Reproduce the material word for word; the images stay out.
## BEGIN Task inputs
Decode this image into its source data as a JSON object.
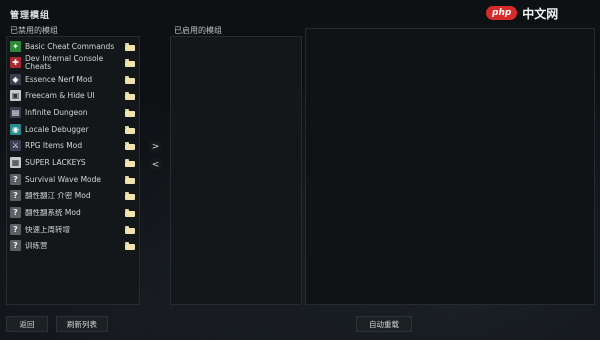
{
  "window": {
    "title": "管理模组"
  },
  "watermark": {
    "badge": "php",
    "text": "中文网"
  },
  "panels": {
    "disabled_label": "已禁用的模组",
    "enabled_label": "已启用的模组"
  },
  "mods": [
    {
      "name": "Basic Cheat Commands",
      "icon": "cheat-icon",
      "color": "green"
    },
    {
      "name": "Dev Internal Console Cheats",
      "icon": "console-icon",
      "color": "red"
    },
    {
      "name": "Essence Nerf Mod",
      "icon": "essence-icon",
      "color": "dark"
    },
    {
      "name": "Freecam & Hide UI",
      "icon": "freecam-icon",
      "color": "light"
    },
    {
      "name": "Infinite Dungeon",
      "icon": "dungeon-icon",
      "color": "dark"
    },
    {
      "name": "Locale Debugger",
      "icon": "locale-icon",
      "color": "teal"
    },
    {
      "name": "RPG Items Mod",
      "icon": "rpg-icon",
      "color": "dark"
    },
    {
      "name": "SUPER LACKEYS",
      "icon": "lackeys-icon",
      "color": "light"
    },
    {
      "name": "Survival Wave Mode",
      "icon": "question-icon",
      "color": "grey"
    },
    {
      "name": "翻性翻江 介密 Mod",
      "icon": "question-icon",
      "color": "grey"
    },
    {
      "name": "翻性翻系统 Mod",
      "icon": "question-icon",
      "color": "grey"
    },
    {
      "name": "快速上周转增",
      "icon": "question-icon",
      "color": "grey"
    },
    {
      "name": "训练营",
      "icon": "question-icon",
      "color": "grey"
    }
  ],
  "transfer": {
    "enable_symbol": ">",
    "disable_symbol": "<"
  },
  "buttons": {
    "back": "返回",
    "refresh": "刷新列表",
    "auto_sort": "自动重载"
  }
}
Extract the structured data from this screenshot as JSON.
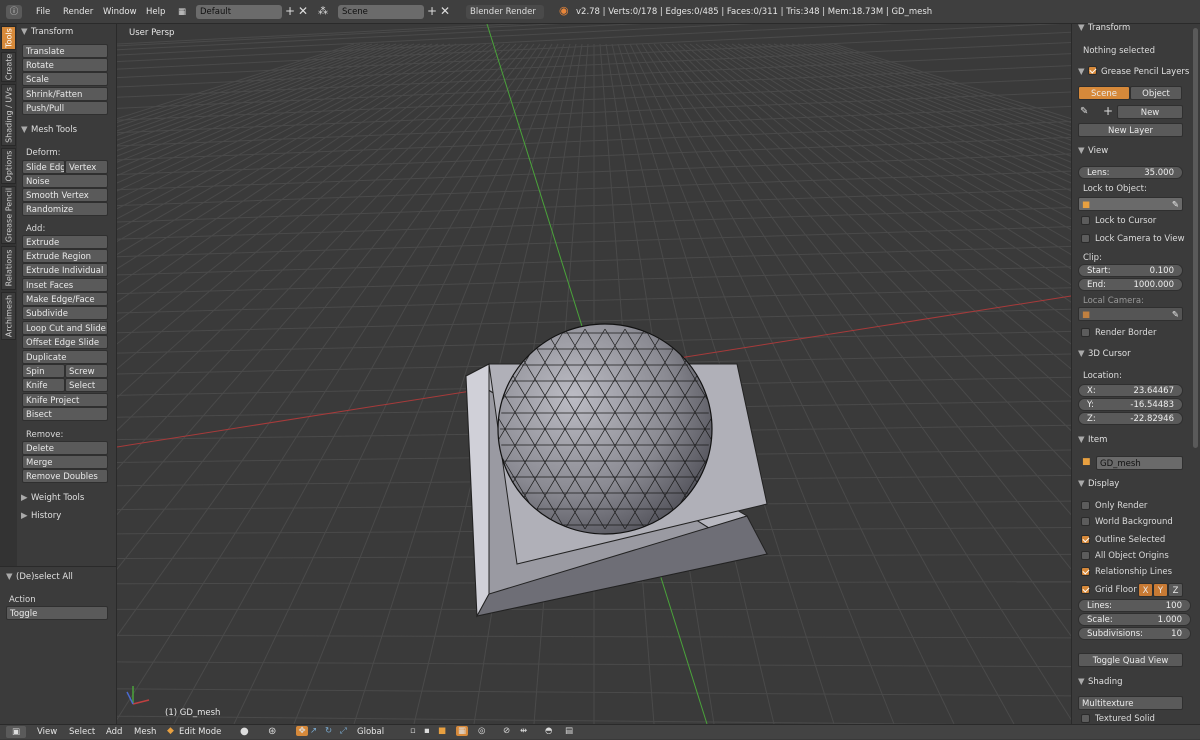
{
  "topbar": {
    "menus": [
      "File",
      "Render",
      "Window",
      "Help"
    ],
    "screen_layout": "Default",
    "scene": "Scene",
    "engine": "Blender Render",
    "stats": "v2.78 | Verts:0/178 | Edges:0/485 | Faces:0/311 | Tris:348 | Mem:18.73M | GD_mesh"
  },
  "tabs": [
    "Tools",
    "Create",
    "Shading / UVs",
    "Options",
    "Grease Pencil",
    "Relations",
    "Archimesh"
  ],
  "tools": {
    "transform_title": "Transform",
    "transform": [
      "Translate",
      "Rotate",
      "Scale",
      "Shrink/Fatten",
      "Push/Pull"
    ],
    "mesh_tools_title": "Mesh Tools",
    "deform_label": "Deform:",
    "slide_edge": "Slide Edge",
    "vertex": "Vertex",
    "noise": "Noise",
    "smooth_vertex": "Smooth Vertex",
    "randomize": "Randomize",
    "add_label": "Add:",
    "extrude": "Extrude",
    "extrude_region": "Extrude Region",
    "extrude_individual": "Extrude Individual",
    "inset_faces": "Inset Faces",
    "make_edge_face": "Make Edge/Face",
    "subdivide": "Subdivide",
    "loop_cut": "Loop Cut and Slide",
    "offset_edge": "Offset Edge Slide",
    "duplicate": "Duplicate",
    "spin": "Spin",
    "screw": "Screw",
    "knife": "Knife",
    "select": "Select",
    "knife_project": "Knife Project",
    "bisect": "Bisect",
    "remove_label": "Remove:",
    "delete": "Delete",
    "merge": "Merge",
    "remove_doubles": "Remove Doubles",
    "weight_tools": "Weight Tools",
    "history": "History"
  },
  "operator": {
    "title": "(De)select All",
    "action_label": "Action",
    "action_value": "Toggle"
  },
  "viewport": {
    "view_name": "User Persp",
    "object_label": "(1) GD_mesh"
  },
  "props": {
    "transform_title": "Transform",
    "nothing_selected": "Nothing selected",
    "gp_title": "Grease Pencil Layers",
    "gp_scene": "Scene",
    "gp_object": "Object",
    "gp_new": "New",
    "gp_new_layer": "New Layer",
    "view_title": "View",
    "lens_label": "Lens:",
    "lens_value": "35.000",
    "lock_to_object": "Lock to Object:",
    "lock_to_cursor": "Lock to Cursor",
    "lock_camera": "Lock Camera to View",
    "clip_label": "Clip:",
    "start_label": "Start:",
    "start_value": "0.100",
    "end_label": "End:",
    "end_value": "1000.000",
    "local_camera": "Local Camera:",
    "render_border": "Render Border",
    "cursor_title": "3D Cursor",
    "location_label": "Location:",
    "x_label": "X:",
    "x_value": "23.64467",
    "y_label": "Y:",
    "y_value": "-16.54483",
    "z_label": "Z:",
    "z_value": "-22.82946",
    "item_title": "Item",
    "item_name": "GD_mesh",
    "display_title": "Display",
    "only_render": "Only Render",
    "world_background": "World Background",
    "outline_selected": "Outline Selected",
    "all_object_origins": "All Object Origins",
    "relationship_lines": "Relationship Lines",
    "grid_floor": "Grid Floor",
    "axis_x": "X",
    "axis_y": "Y",
    "axis_z": "Z",
    "lines_label": "Lines:",
    "lines_value": "100",
    "scale_label": "Scale:",
    "scale_value": "1.000",
    "subdiv_label": "Subdivisions:",
    "subdiv_value": "10",
    "toggle_quad": "Toggle Quad View",
    "shading_title": "Shading",
    "shading_mode": "Multitexture",
    "textured_solid": "Textured Solid"
  },
  "bottombar": {
    "menus": [
      "View",
      "Select",
      "Add",
      "Mesh"
    ],
    "mode": "Edit Mode",
    "orientation": "Global"
  },
  "colors": {
    "accent": "#d6893a",
    "x_axis": "#b03a3a",
    "y_axis": "#4a9a3a"
  }
}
## END Task inputs
Response
Decode this image into its source data as a JSON object.
{
  "window": {
    "title": "管理模组"
  },
  "watermark": {
    "badge": "php",
    "text": "中文网"
  },
  "panels": {
    "disabled_label": "已禁用的模组",
    "enabled_label": "已启用的模组"
  },
  "mods": [
    {
      "name": "Basic Cheat Commands",
      "icon": "cheat-icon",
      "color": "green"
    },
    {
      "name": "Dev Internal Console Cheats",
      "icon": "console-icon",
      "color": "red"
    },
    {
      "name": "Essence Nerf Mod",
      "icon": "essence-icon",
      "color": "dark"
    },
    {
      "name": "Freecam & Hide UI",
      "icon": "freecam-icon",
      "color": "light"
    },
    {
      "name": "Infinite Dungeon",
      "icon": "dungeon-icon",
      "color": "dark"
    },
    {
      "name": "Locale Debugger",
      "icon": "locale-icon",
      "color": "teal"
    },
    {
      "name": "RPG Items Mod",
      "icon": "rpg-icon",
      "color": "dark"
    },
    {
      "name": "SUPER LACKEYS",
      "icon": "lackeys-icon",
      "color": "light"
    },
    {
      "name": "Survival Wave Mode",
      "icon": "question-icon",
      "color": "grey"
    },
    {
      "name": "翻性翻江 介密 Mod",
      "icon": "question-icon",
      "color": "grey"
    },
    {
      "name": "翻性翻系统 Mod",
      "icon": "question-icon",
      "color": "grey"
    },
    {
      "name": "快速上周转增",
      "icon": "question-icon",
      "color": "grey"
    },
    {
      "name": "训练营",
      "icon": "question-icon",
      "color": "grey"
    }
  ],
  "transfer": {
    "enable_symbol": ">",
    "disable_symbol": "<"
  },
  "buttons": {
    "back": "返回",
    "refresh": "刷新列表",
    "auto_sort": "自动重载"
  }
}
Extract the structured data from this screenshot as JSON.
{
  "topbar": {
    "menus": [
      "File",
      "Render",
      "Window",
      "Help"
    ],
    "screen_layout": "Default",
    "scene": "Scene",
    "engine": "Blender Render",
    "stats": "v2.78 | Verts:0/178 | Edges:0/485 | Faces:0/311 | Tris:348 | Mem:18.73M | GD_mesh"
  },
  "tabs": [
    "Tools",
    "Create",
    "Shading / UVs",
    "Options",
    "Grease Pencil",
    "Relations",
    "Archimesh"
  ],
  "tools": {
    "transform_title": "Transform",
    "transform": [
      "Translate",
      "Rotate",
      "Scale",
      "Shrink/Fatten",
      "Push/Pull"
    ],
    "mesh_tools_title": "Mesh Tools",
    "deform_label": "Deform:",
    "slide_edge": "Slide Edge",
    "vertex": "Vertex",
    "noise": "Noise",
    "smooth_vertex": "Smooth Vertex",
    "randomize": "Randomize",
    "add_label": "Add:",
    "extrude": "Extrude",
    "extrude_region": "Extrude Region",
    "extrude_individual": "Extrude Individual",
    "inset_faces": "Inset Faces",
    "make_edge_face": "Make Edge/Face",
    "subdivide": "Subdivide",
    "loop_cut": "Loop Cut and Slide",
    "offset_edge": "Offset Edge Slide",
    "duplicate": "Duplicate",
    "spin": "Spin",
    "screw": "Screw",
    "knife": "Knife",
    "select": "Select",
    "knife_project": "Knife Project",
    "bisect": "Bisect",
    "remove_label": "Remove:",
    "delete": "Delete",
    "merge": "Merge",
    "remove_doubles": "Remove Doubles",
    "weight_tools": "Weight Tools",
    "history": "History"
  },
  "operator": {
    "title": "(De)select All",
    "action_label": "Action",
    "action_value": "Toggle"
  },
  "viewport": {
    "view_name": "User Persp",
    "object_label": "(1) GD_mesh"
  },
  "props": {
    "transform_title": "Transform",
    "nothing_selected": "Nothing selected",
    "gp_title": "Grease Pencil Layers",
    "gp_scene": "Scene",
    "gp_object": "Object",
    "gp_new": "New",
    "gp_new_layer": "New Layer",
    "view_title": "View",
    "lens_label": "Lens:",
    "lens_value": "35.000",
    "lock_to_object": "Lock to Object:",
    "lock_to_cursor": "Lock to Cursor",
    "lock_camera": "Lock Camera to View",
    "clip_label": "Clip:",
    "start_label": "Start:",
    "start_value": "0.100",
    "end_label": "End:",
    "end_value": "1000.000",
    "local_camera": "Local Camera:",
    "render_border": "Render Border",
    "cursor_title": "3D Cursor",
    "location_label": "Location:",
    "x_label": "X:",
    "x_value": "23.64467",
    "y_label": "Y:",
    "y_value": "-16.54483",
    "z_label": "Z:",
    "z_value": "-22.82946",
    "item_title": "Item",
    "item_name": "GD_mesh",
    "display_title": "Display",
    "only_render": "Only Render",
    "world_background": "World Background",
    "outline_selected": "Outline Selected",
    "all_object_origins": "All Object Origins",
    "relationship_lines": "Relationship Lines",
    "grid_floor": "Grid Floor",
    "axis_x": "X",
    "axis_y": "Y",
    "axis_z": "Z",
    "lines_label": "Lines:",
    "lines_value": "100",
    "scale_label": "Scale:",
    "scale_value": "1.000",
    "subdiv_label": "Subdivisions:",
    "subdiv_value": "10",
    "toggle_quad": "Toggle Quad View",
    "shading_title": "Shading",
    "shading_mode": "Multitexture",
    "textured_solid": "Textured Solid"
  },
  "bottombar": {
    "menus": [
      "View",
      "Select",
      "Add",
      "Mesh"
    ],
    "mode": "Edit Mode",
    "orientation": "Global"
  },
  "colors": {
    "accent": "#d6893a",
    "x_axis": "#b03a3a",
    "y_axis": "#4a9a3a"
  }
}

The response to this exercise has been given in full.